Instructions for the task — Output the material below in full, exactly as it is.

Dataset extract —
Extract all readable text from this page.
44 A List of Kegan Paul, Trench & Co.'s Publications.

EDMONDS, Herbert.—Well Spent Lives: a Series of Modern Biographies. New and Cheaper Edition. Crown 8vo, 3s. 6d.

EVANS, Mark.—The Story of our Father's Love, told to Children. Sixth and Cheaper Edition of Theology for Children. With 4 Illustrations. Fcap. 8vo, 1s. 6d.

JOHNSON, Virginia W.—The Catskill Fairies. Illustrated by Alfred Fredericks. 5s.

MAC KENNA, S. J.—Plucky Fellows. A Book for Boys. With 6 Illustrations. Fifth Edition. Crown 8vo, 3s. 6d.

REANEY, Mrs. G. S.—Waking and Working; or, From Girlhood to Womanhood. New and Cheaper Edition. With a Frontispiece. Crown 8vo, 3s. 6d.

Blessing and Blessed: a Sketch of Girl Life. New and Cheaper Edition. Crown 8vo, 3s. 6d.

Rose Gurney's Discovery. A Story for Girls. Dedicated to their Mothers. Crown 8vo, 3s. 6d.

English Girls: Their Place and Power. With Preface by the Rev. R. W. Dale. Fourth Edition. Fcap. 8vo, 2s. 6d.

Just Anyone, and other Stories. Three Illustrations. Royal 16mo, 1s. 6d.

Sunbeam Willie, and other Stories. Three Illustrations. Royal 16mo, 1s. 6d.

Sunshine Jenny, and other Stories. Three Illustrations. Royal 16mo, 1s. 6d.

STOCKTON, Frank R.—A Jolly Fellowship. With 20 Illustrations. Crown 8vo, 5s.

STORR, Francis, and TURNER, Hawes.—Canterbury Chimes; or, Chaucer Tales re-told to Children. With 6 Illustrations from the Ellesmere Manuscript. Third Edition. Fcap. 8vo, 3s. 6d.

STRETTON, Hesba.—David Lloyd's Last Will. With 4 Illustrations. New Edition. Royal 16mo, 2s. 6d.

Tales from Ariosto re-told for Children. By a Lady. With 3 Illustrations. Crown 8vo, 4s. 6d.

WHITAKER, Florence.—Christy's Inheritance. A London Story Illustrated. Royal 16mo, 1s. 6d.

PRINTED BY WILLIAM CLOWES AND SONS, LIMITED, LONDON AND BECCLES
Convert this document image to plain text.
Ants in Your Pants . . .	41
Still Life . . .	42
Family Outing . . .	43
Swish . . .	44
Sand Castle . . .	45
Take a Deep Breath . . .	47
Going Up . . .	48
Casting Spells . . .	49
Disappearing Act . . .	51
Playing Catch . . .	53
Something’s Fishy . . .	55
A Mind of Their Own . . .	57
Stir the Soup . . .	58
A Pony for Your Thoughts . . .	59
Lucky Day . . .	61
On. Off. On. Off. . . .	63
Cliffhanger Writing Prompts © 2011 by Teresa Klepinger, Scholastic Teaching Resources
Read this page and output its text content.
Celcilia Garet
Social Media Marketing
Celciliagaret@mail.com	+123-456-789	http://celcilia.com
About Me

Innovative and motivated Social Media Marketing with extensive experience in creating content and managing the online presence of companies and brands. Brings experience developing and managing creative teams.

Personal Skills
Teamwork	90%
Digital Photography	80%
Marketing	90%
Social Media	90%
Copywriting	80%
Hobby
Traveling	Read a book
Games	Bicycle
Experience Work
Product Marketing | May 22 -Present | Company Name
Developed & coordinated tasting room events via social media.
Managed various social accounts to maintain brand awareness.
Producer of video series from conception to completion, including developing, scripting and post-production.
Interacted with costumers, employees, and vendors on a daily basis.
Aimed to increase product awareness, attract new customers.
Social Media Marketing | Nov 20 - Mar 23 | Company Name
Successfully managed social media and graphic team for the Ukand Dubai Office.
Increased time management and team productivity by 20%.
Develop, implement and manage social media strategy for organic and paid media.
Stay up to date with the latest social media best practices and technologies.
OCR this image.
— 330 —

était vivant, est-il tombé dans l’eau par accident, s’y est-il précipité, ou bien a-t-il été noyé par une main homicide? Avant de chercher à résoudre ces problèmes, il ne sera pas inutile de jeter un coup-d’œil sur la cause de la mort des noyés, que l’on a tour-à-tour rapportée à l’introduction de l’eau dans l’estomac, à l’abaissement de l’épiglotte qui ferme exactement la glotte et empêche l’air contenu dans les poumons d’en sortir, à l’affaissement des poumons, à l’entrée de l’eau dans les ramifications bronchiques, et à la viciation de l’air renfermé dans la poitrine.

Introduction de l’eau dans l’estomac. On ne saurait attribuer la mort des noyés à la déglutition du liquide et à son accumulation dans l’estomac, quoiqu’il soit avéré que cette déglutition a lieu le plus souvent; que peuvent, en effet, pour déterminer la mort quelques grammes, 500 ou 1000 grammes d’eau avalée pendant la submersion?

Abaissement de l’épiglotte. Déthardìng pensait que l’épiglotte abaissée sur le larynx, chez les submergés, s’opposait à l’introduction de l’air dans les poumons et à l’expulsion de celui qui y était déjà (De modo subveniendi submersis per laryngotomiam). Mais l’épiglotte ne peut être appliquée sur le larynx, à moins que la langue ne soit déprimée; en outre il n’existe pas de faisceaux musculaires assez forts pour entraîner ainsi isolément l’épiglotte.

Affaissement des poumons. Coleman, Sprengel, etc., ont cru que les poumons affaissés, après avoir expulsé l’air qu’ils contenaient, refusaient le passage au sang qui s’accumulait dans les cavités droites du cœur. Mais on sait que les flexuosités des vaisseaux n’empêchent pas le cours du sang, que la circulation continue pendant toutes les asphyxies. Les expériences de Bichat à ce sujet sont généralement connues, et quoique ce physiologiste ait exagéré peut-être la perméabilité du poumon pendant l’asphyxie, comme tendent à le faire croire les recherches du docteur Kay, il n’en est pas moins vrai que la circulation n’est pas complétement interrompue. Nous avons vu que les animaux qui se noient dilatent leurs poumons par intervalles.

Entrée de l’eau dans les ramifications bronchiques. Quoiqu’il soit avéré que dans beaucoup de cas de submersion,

Task solution —
Extract all readable text from this page.
44 A List of Kegan Paul, Trench & Co.'s Publications.

EDMONDS, Herbert.—Well Spent Lives: a Series of Modern Biographies. New and Cheaper Edition. Crown 8vo, 3s. 6d.

EVANS, Mark.—The Story of our Father's Love, told to Children. Sixth and Cheaper Edition of Theology for Children. With 4 Illustrations. Fcap. 8vo, 1s. 6d.

JOHNSON, Virginia W.—The Catskill Fairies. Illustrated by Alfred Fredericks. 5s.

MAC KENNA, S. J.—Plucky Fellows. A Book for Boys. With 6 Illustrations. Fifth Edition. Crown 8vo, 3s. 6d.

REANEY, Mrs. G. S.—Waking and Working; or, From Girlhood to Womanhood. New and Cheaper Edition. With a Frontispiece. Crown 8vo, 3s. 6d.

Blessing and Blessed: a Sketch of Girl Life. New and Cheaper Edition. Crown 8vo, 3s. 6d.

Rose Gurney's Discovery. A Story for Girls. Dedicated to their Mothers. Crown 8vo, 3s. 6d.

English Girls: Their Place and Power. With Preface by the Rev. R. W. Dale. Fourth Edition. Fcap. 8vo, 2s. 6d.

Just Anyone, and other Stories. Three Illustrations. Royal 16mo, 1s. 6d.

Sunbeam Willie, and other Stories. Three Illustrations. Royal 16mo, 1s. 6d.

Sunshine Jenny, and other Stories. Three Illustrations. Royal 16mo, 1s. 6d.

STOCKTON, Frank R.—A Jolly Fellowship. With 20 Illustrations. Crown 8vo, 5s.

STORR, Francis, and TURNER, Hawes.—Canterbury Chimes; or, Chaucer Tales re-told to Children. With 6 Illustrations from the Ellesmere Manuscript. Third Edition. Fcap. 8vo, 3s. 6d.

STRETTON, Hesba.—David Lloyd's Last Will. With 4 Illustrations. New Edition. Royal 16mo, 2s. 6d.

Tales from Ariosto re-told for Children. By a Lady. With 3 Illustrations. Crown 8vo, 4s. 6d.

WHITAKER, Florence.—Christy's Inheritance. A London Story Illustrated. Royal 16mo, 1s. 6d.

PRINTED BY WILLIAM CLOWES AND SONS, LIMITED, LONDON AND BECCLES
Convert this document image to plain text.
Ants in Your Pants . . .	41
Still Life . . .	42
Family Outing . . .	43
Swish . . .	44
Sand Castle . . .	45
Take a Deep Breath . . .	47
Going Up . . .	48
Casting Spells . . .	49
Disappearing Act . . .	51
Playing Catch . . .	53
Something’s Fishy . . .	55
A Mind of Their Own . . .	57
Stir the Soup . . .	58
A Pony for Your Thoughts . . .	59
Lucky Day . . .	61
On. Off. On. Off. . . .	63
Cliffhanger Writing Prompts © 2011 by Teresa Klepinger, Scholastic Teaching Resources
Read this page and output its text content.
Celcilia Garet
Social Media Marketing
Celciliagaret@mail.com	+123-456-789	http://celcilia.com
About Me

Innovative and motivated Social Media Marketing with extensive experience in creating content and managing the online presence of companies and brands. Brings experience developing and managing creative teams.

Personal Skills
Teamwork	90%
Digital Photography	80%
Marketing	90%
Social Media	90%
Copywriting	80%
Hobby
Traveling	Read a book
Games	Bicycle
Experience Work
Product Marketing | May 22 -Present | Company Name
Developed & coordinated tasting room events via social media.
Managed various social accounts to maintain brand awareness.
Producer of video series from conception to completion, including developing, scripting and post-production.
Interacted with costumers, employees, and vendors on a daily basis.
Aimed to increase product awareness, attract new customers.
Social Media Marketing | Nov 20 - Mar 23 | Company Name
Successfully managed social media and graphic team for the Ukand Dubai Office.
Increased time management and team productivity by 20%.
Develop, implement and manage social media strategy for organic and paid media.
Stay up to date with the latest social media best practices and technologies.
OCR this image.
— 330 —

était vivant, est-il tombé dans l’eau par accident, s’y est-il précipité, ou bien a-t-il été noyé par une main homicide? Avant de chercher à résoudre ces problèmes, il ne sera pas inutile de jeter un coup-d’œil sur la cause de la mort des noyés, que l’on a tour-à-tour rapportée à l’introduction de l’eau dans l’estomac, à l’abaissement de l’épiglotte qui ferme exactement la glotte et empêche l’air contenu dans les poumons d’en sortir, à l’affaissement des poumons, à l’entrée de l’eau dans les ramifications bronchiques, et à la viciation de l’air renfermé dans la poitrine.

Introduction de l’eau dans l’estomac. On ne saurait attribuer la mort des noyés à la déglutition du liquide et à son accumulation dans l’estomac, quoiqu’il soit avéré que cette déglutition a lieu le plus souvent; que peuvent, en effet, pour déterminer la mort quelques grammes, 500 ou 1000 grammes d’eau avalée pendant la submersion?

Abaissement de l’épiglotte. Déthardìng pensait que l’épiglotte abaissée sur le larynx, chez les submergés, s’opposait à l’introduction de l’air dans les poumons et à l’expulsion de celui qui y était déjà (De modo subveniendi submersis per laryngotomiam). Mais l’épiglotte ne peut être appliquée sur le larynx, à moins que la langue ne soit déprimée; en outre il n’existe pas de faisceaux musculaires assez forts pour entraîner ainsi isolément l’épiglotte.

Affaissement des poumons. Coleman, Sprengel, etc., ont cru que les poumons affaissés, après avoir expulsé l’air qu’ils contenaient, refusaient le passage au sang qui s’accumulait dans les cavités droites du cœur. Mais on sait que les flexuosités des vaisseaux n’empêchent pas le cours du sang, que la circulation continue pendant toutes les asphyxies. Les expériences de Bichat à ce sujet sont généralement connues, et quoique ce physiologiste ait exagéré peut-être la perméabilité du poumon pendant l’asphyxie, comme tendent à le faire croire les recherches du docteur Kay, il n’en est pas moins vrai que la circulation n’est pas complétement interrompue. Nous avons vu que les animaux qui se noient dilatent leurs poumons par intervalles.

Entrée de l’eau dans les ramifications bronchiques. Quoiqu’il soit avéré que dans beaucoup de cas de submersion,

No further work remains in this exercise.